Start of THE DATA

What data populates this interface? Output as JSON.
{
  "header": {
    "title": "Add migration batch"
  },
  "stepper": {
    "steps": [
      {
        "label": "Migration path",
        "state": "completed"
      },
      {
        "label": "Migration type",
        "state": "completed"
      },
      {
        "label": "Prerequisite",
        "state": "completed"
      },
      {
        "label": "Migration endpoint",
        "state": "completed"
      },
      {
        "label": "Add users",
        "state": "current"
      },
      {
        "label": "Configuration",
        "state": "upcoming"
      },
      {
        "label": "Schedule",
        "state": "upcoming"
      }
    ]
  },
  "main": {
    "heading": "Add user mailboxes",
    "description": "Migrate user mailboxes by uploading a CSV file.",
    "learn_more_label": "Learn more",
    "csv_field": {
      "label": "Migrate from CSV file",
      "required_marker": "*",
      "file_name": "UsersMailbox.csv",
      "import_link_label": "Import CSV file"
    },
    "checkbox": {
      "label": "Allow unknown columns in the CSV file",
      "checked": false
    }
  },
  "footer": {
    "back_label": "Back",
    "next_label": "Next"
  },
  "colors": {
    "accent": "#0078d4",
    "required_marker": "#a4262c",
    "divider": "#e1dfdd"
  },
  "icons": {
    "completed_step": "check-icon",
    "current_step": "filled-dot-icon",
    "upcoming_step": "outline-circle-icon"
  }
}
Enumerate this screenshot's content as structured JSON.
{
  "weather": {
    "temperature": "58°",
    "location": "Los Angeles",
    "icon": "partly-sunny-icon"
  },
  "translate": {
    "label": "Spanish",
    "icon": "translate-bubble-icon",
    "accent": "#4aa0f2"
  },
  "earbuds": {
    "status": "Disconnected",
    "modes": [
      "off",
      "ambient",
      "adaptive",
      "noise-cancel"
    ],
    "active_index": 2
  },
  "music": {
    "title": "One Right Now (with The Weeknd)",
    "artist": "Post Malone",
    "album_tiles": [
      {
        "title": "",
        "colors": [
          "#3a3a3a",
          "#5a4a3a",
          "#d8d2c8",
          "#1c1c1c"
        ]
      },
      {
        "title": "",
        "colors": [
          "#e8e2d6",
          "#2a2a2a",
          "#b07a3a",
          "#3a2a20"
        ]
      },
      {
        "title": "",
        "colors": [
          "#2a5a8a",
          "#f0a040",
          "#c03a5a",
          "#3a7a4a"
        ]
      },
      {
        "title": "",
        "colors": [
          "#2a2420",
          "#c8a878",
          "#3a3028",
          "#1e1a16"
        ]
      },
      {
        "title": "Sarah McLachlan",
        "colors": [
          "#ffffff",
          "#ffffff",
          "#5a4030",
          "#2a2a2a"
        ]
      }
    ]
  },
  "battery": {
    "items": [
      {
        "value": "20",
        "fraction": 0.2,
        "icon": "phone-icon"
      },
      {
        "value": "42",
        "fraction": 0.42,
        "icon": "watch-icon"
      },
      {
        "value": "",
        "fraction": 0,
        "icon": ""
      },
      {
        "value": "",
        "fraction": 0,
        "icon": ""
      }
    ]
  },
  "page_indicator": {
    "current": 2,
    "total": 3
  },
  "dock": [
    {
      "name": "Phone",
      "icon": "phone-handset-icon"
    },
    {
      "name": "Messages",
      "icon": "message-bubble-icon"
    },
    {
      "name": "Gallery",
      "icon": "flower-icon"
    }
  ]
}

End of THE DATA

Find the string "translate" in the entries above and return each line that holds it.

  "translate": {
    "icon": "translate-bubble-icon",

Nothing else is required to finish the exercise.